> Task data:
┄┄┄┄┄┄┄┄┄┄

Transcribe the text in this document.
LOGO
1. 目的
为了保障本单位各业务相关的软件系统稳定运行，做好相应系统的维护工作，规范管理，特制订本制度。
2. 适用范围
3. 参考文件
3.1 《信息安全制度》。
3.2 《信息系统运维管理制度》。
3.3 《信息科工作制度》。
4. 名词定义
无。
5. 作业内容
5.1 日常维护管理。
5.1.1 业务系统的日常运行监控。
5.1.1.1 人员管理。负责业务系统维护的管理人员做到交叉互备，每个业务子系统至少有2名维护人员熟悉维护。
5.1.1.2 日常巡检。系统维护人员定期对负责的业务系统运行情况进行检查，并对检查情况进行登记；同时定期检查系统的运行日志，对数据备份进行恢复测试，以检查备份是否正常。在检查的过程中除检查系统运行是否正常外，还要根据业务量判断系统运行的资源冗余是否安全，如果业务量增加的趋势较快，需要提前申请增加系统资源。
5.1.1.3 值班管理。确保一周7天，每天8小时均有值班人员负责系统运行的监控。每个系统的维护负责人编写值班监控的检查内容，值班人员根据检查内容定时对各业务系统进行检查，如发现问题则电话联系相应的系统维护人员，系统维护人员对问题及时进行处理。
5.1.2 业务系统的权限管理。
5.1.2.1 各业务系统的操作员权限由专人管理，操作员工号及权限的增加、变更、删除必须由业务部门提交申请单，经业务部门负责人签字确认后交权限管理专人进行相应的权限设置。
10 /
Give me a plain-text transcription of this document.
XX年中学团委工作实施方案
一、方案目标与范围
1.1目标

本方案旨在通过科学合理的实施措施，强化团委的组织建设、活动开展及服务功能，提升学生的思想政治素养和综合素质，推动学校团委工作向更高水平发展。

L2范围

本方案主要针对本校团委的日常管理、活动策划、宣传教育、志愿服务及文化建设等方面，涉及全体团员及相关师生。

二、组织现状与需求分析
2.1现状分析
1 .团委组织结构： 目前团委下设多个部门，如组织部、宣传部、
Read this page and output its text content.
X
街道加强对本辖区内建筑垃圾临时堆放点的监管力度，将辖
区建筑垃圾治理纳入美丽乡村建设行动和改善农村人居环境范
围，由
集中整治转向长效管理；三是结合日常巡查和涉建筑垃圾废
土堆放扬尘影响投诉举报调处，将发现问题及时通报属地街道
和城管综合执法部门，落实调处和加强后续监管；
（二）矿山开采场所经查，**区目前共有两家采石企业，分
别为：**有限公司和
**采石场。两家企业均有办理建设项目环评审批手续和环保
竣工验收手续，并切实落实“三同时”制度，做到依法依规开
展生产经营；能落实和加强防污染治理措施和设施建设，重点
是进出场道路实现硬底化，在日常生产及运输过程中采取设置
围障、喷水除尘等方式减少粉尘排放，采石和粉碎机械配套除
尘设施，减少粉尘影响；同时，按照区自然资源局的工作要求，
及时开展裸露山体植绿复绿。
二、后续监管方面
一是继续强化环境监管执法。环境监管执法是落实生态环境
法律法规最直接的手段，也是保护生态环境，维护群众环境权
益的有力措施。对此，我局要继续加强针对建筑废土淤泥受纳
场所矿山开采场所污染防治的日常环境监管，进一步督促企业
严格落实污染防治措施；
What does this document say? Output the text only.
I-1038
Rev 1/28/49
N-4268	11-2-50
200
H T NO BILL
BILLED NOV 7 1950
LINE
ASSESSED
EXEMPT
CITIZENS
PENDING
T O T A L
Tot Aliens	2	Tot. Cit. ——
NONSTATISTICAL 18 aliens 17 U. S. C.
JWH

┄┄┄┄┄┄┄┄┄┄

> What needs to be done:
Repeat every record, keeping each word and mark exactly as it is.

> Task answer:
Transcribe the text in this document.
LOGO
1. 目的
为了保障本单位各业务相关的软件系统稳定运行，做好相应系统的维护工作，规范管理，特制订本制度。
2. 适用范围
3. 参考文件
3.1 《信息安全制度》。
3.2 《信息系统运维管理制度》。
3.3 《信息科工作制度》。
4. 名词定义
无。
5. 作业内容
5.1 日常维护管理。
5.1.1 业务系统的日常运行监控。
5.1.1.1 人员管理。负责业务系统维护的管理人员做到交叉互备，每个业务子系统至少有2名维护人员熟悉维护。
5.1.1.2 日常巡检。系统维护人员定期对负责的业务系统运行情况进行检查，并对检查情况进行登记；同时定期检查系统的运行日志，对数据备份进行恢复测试，以检查备份是否正常。在检查的过程中除检查系统运行是否正常外，还要根据业务量判断系统运行的资源冗余是否安全，如果业务量增加的趋势较快，需要提前申请增加系统资源。
5.1.1.3 值班管理。确保一周7天，每天8小时均有值班人员负责系统运行的监控。每个系统的维护负责人编写值班监控的检查内容，值班人员根据检查内容定时对各业务系统进行检查，如发现问题则电话联系相应的系统维护人员，系统维护人员对问题及时进行处理。
5.1.2 业务系统的权限管理。
5.1.2.1 各业务系统的操作员权限由专人管理，操作员工号及权限的增加、变更、删除必须由业务部门提交申请单，经业务部门负责人签字确认后交权限管理专人进行相应的权限设置。
10 /
Give me a plain-text transcription of this document.
XX年中学团委工作实施方案
一、方案目标与范围
1.1目标

本方案旨在通过科学合理的实施措施，强化团委的组织建设、活动开展及服务功能，提升学生的思想政治素养和综合素质，推动学校团委工作向更高水平发展。

L2范围

本方案主要针对本校团委的日常管理、活动策划、宣传教育、志愿服务及文化建设等方面，涉及全体团员及相关师生。

二、组织现状与需求分析
2.1现状分析
1 .团委组织结构： 目前团委下设多个部门，如组织部、宣传部、
Read this page and output its text content.
X
街道加强对本辖区内建筑垃圾临时堆放点的监管力度，将辖
区建筑垃圾治理纳入美丽乡村建设行动和改善农村人居环境范
围，由
集中整治转向长效管理；三是结合日常巡查和涉建筑垃圾废
土堆放扬尘影响投诉举报调处，将发现问题及时通报属地街道
和城管综合执法部门，落实调处和加强后续监管；
（二）矿山开采场所经查，**区目前共有两家采石企业，分
别为：**有限公司和
**采石场。两家企业均有办理建设项目环评审批手续和环保
竣工验收手续，并切实落实“三同时”制度，做到依法依规开
展生产经营；能落实和加强防污染治理措施和设施建设，重点
是进出场道路实现硬底化，在日常生产及运输过程中采取设置
围障、喷水除尘等方式减少粉尘排放，采石和粉碎机械配套除
尘设施，减少粉尘影响；同时，按照区自然资源局的工作要求，
及时开展裸露山体植绿复绿。
二、后续监管方面
一是继续强化环境监管执法。环境监管执法是落实生态环境
法律法规最直接的手段，也是保护生态环境，维护群众环境权
益的有力措施。对此，我局要继续加强针对建筑废土淤泥受纳
场所矿山开采场所污染防治的日常环境监管，进一步督促企业
严格落实污染防治措施；
What does this document say? Output the text only.
I-1038
Rev 1/28/49
N-4268	11-2-50
200
H T NO BILL
BILLED NOV 7 1950
LINE
ASSESSED
EXEMPT
CITIZENS
PENDING
T O T A L
Tot Aliens	2	Tot. Cit. ——
NONSTATISTICAL 18 aliens 17 U. S. C.
JWH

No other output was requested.